## Problem
Update the lines starting at the first one and ending at the line containing "line-number: 34 (0, 507, 10, 521)", changing every "code-token" to "syntax-token" and leaving everything else the same. Return only those lines.

## Exercise material
-------

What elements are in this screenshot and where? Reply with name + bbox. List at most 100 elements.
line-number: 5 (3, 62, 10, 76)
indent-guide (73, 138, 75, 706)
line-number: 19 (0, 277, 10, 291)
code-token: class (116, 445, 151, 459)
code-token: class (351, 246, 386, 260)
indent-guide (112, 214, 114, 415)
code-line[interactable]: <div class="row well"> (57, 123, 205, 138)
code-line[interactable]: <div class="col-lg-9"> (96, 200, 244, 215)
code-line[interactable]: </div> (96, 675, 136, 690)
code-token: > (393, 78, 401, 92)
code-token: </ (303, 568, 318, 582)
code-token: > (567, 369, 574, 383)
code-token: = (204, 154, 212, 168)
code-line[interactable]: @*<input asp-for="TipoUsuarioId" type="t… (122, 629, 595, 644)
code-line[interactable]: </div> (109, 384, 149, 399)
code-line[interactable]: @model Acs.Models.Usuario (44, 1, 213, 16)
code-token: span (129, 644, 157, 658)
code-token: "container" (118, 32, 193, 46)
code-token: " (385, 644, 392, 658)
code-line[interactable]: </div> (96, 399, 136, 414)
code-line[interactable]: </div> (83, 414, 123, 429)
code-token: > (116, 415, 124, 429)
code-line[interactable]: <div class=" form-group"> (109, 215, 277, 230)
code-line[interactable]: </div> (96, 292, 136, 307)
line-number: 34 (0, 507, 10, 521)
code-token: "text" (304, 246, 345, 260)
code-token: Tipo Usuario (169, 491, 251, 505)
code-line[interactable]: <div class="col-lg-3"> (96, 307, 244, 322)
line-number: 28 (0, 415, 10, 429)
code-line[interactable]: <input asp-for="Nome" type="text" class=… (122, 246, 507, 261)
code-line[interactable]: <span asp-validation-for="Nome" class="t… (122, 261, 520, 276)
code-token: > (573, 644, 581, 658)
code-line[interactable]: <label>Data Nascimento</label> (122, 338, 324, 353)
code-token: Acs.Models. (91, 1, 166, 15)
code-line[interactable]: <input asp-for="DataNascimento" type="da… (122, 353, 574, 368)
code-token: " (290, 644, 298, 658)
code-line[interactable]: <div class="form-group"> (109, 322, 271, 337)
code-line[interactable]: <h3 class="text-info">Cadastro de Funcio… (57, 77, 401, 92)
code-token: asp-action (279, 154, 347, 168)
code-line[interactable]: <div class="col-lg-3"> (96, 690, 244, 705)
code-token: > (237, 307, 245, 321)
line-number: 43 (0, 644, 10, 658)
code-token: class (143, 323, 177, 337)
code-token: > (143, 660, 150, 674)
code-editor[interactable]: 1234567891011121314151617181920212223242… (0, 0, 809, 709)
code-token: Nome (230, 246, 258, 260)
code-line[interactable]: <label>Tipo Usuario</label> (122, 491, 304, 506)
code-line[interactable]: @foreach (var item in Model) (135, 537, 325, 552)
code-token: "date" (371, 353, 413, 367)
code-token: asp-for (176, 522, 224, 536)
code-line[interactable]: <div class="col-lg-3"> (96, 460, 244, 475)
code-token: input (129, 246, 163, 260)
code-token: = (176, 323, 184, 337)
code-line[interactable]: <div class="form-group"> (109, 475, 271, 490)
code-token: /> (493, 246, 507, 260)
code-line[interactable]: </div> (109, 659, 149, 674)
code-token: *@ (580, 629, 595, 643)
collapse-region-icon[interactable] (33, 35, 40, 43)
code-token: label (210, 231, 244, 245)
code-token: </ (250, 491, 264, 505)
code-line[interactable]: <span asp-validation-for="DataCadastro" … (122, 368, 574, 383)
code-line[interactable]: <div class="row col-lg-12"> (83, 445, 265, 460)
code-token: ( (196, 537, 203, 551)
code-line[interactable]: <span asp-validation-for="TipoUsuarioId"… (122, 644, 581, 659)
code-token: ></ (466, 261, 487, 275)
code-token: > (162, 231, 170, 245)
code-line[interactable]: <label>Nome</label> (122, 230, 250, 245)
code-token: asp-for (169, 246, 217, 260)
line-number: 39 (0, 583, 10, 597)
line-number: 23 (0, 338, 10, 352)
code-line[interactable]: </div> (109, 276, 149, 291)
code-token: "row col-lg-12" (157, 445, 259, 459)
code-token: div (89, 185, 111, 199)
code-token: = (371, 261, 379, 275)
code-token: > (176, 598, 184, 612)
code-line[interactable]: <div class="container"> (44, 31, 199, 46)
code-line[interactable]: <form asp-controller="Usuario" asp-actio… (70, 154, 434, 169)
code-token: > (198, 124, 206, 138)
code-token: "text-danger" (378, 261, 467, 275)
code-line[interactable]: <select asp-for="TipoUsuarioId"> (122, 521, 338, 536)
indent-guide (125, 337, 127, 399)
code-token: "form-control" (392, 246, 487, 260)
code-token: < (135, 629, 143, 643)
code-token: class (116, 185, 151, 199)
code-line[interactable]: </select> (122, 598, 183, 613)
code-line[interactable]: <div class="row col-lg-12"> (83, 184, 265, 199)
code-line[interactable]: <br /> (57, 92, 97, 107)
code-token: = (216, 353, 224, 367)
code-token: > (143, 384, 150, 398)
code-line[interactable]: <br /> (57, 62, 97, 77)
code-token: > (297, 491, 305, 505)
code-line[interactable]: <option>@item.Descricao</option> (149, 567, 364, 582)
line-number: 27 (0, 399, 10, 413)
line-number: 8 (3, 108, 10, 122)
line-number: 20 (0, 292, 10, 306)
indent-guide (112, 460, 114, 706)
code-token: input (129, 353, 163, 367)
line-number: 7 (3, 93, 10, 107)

-------

## Problem solution
What elements are in this screenshot and where? Reply with name + bbox. List at most 100 elements.
line-number: 5 (3, 62, 10, 76)
indent-guide (73, 138, 75, 706)
line-number: 19 (0, 277, 10, 291)
syntax-token: class (116, 445, 151, 459)
syntax-token: class (351, 246, 386, 260)
indent-guide (112, 214, 114, 415)
code-line[interactable]: <div class="row well"> (57, 123, 205, 138)
code-line[interactable]: <div class="col-lg-9"> (96, 200, 244, 215)
code-line[interactable]: </div> (96, 675, 136, 690)
syntax-token: > (393, 78, 401, 92)
syntax-token: </ (303, 568, 318, 582)
syntax-token: > (567, 369, 574, 383)
syntax-token: = (204, 154, 212, 168)
code-line[interactable]: @*<input asp-for="TipoUsuarioId" type="t… (122, 629, 595, 644)
code-line[interactable]: </div> (109, 384, 149, 399)
code-line[interactable]: @model Acs.Models.Usuario (44, 1, 213, 16)
syntax-token: span (129, 644, 157, 658)
syntax-token: "container" (118, 32, 193, 46)
syntax-token: " (385, 644, 392, 658)
code-line[interactable]: </div> (96, 399, 136, 414)
code-line[interactable]: </div> (83, 414, 123, 429)
syntax-token: > (116, 415, 124, 429)
code-line[interactable]: <div class=" form-group"> (109, 215, 277, 230)
code-line[interactable]: </div> (96, 292, 136, 307)
line-number: 34 (0, 507, 10, 521)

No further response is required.